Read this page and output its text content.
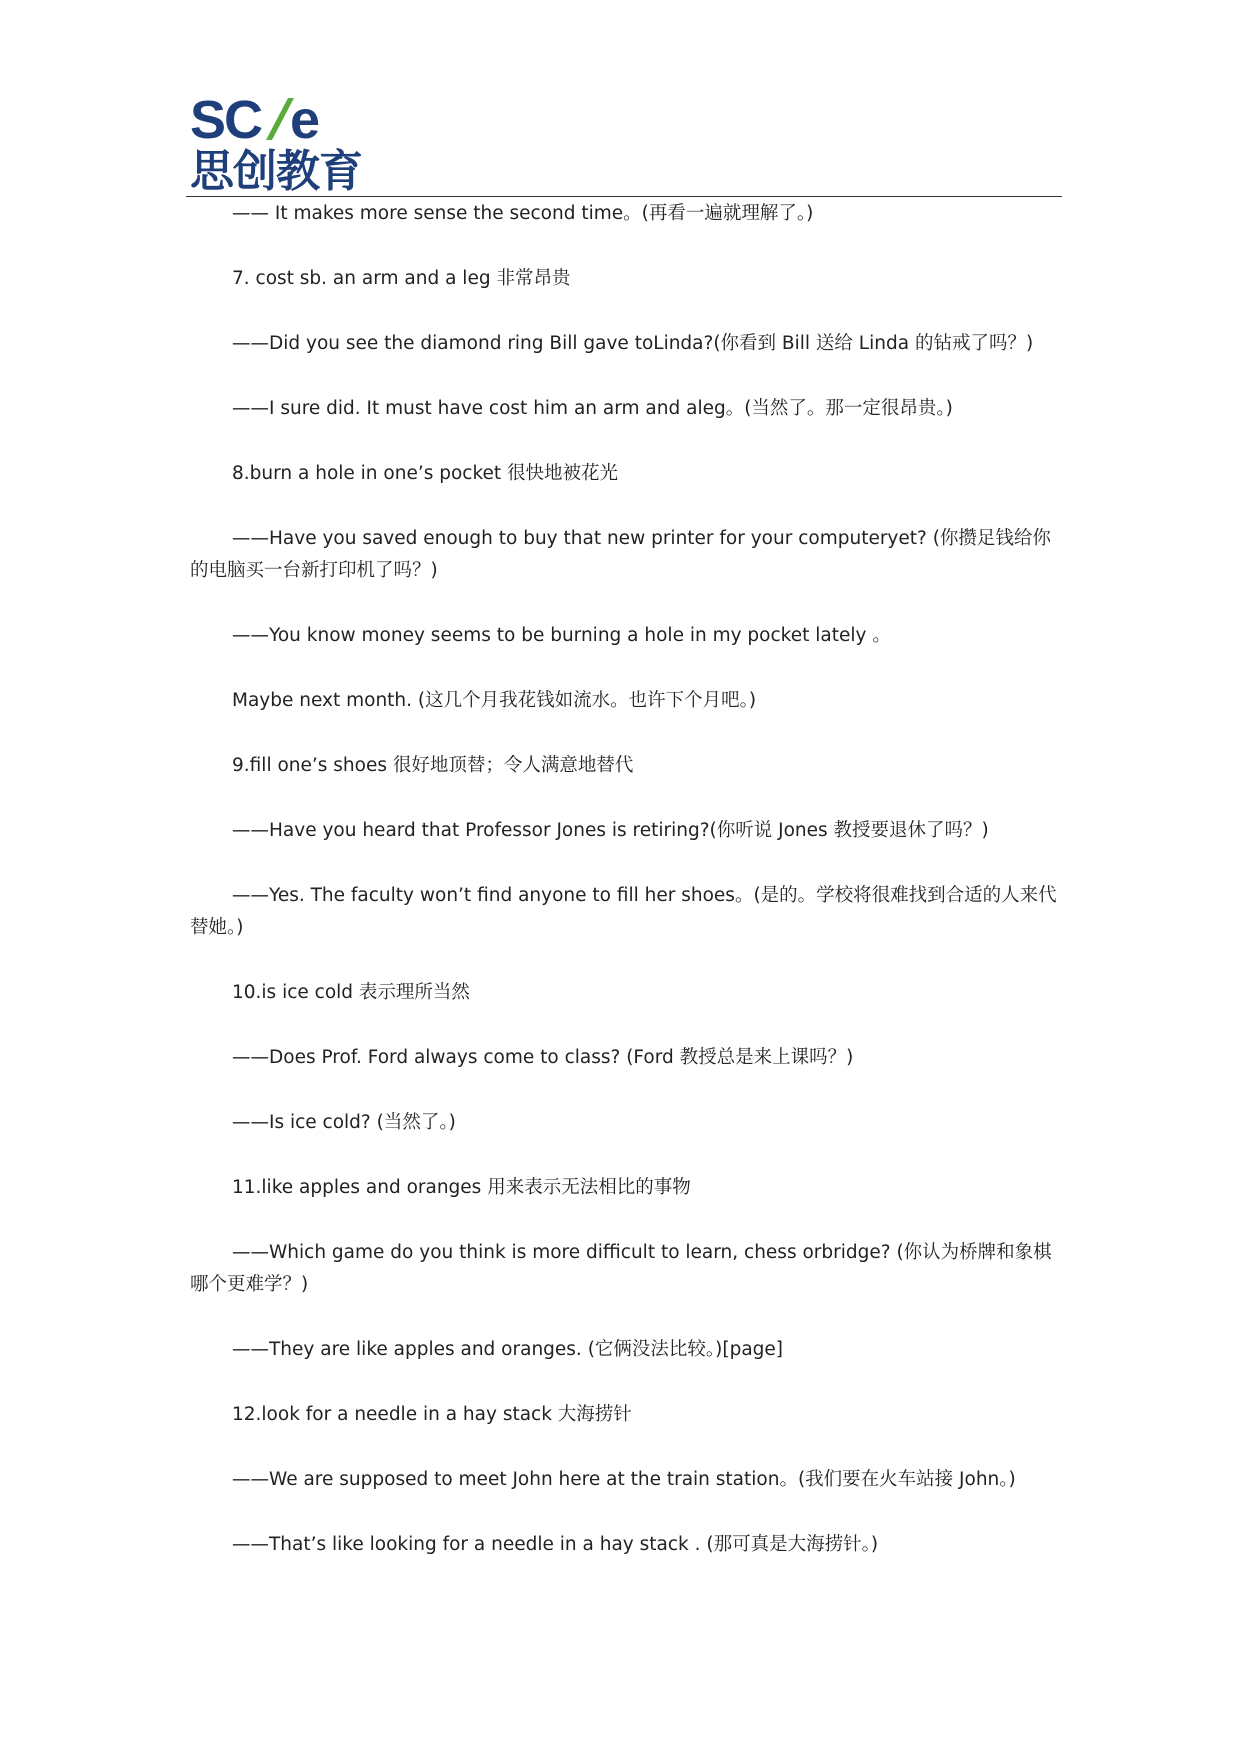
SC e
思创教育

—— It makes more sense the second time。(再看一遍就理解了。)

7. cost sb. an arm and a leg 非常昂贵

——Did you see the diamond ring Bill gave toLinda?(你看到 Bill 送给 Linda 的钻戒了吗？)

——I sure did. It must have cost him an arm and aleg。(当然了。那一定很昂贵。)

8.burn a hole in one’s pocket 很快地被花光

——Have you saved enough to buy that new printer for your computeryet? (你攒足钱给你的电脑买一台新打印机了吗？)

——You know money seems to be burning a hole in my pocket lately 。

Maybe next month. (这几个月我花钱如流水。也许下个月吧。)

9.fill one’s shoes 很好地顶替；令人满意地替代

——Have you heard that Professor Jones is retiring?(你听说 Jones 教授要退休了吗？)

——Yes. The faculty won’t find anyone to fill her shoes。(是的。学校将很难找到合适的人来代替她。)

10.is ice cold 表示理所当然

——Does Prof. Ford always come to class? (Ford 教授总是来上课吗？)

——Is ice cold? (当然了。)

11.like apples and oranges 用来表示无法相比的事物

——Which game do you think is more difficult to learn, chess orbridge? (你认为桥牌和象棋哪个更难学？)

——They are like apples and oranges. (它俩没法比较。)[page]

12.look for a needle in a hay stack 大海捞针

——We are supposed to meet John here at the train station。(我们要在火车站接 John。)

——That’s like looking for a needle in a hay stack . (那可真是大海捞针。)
==
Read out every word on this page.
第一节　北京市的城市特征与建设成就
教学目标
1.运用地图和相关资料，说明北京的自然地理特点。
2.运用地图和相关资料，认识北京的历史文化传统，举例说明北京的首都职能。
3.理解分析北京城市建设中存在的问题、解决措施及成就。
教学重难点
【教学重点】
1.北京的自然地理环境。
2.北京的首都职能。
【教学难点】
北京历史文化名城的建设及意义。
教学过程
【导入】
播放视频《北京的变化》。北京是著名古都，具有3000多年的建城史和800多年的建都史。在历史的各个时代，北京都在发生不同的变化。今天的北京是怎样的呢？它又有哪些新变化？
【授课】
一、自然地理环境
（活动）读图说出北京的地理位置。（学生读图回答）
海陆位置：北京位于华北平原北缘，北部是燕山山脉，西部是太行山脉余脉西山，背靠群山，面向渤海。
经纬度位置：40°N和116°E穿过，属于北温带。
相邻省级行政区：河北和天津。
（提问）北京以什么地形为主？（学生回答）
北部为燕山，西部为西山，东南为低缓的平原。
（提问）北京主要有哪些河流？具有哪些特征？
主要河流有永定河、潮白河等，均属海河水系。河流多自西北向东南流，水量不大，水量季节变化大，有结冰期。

**DIRECTIONS**
Compute the number of lines above that contain the string "oranges". Reply with that value only.

**TASK OUTPUT**
2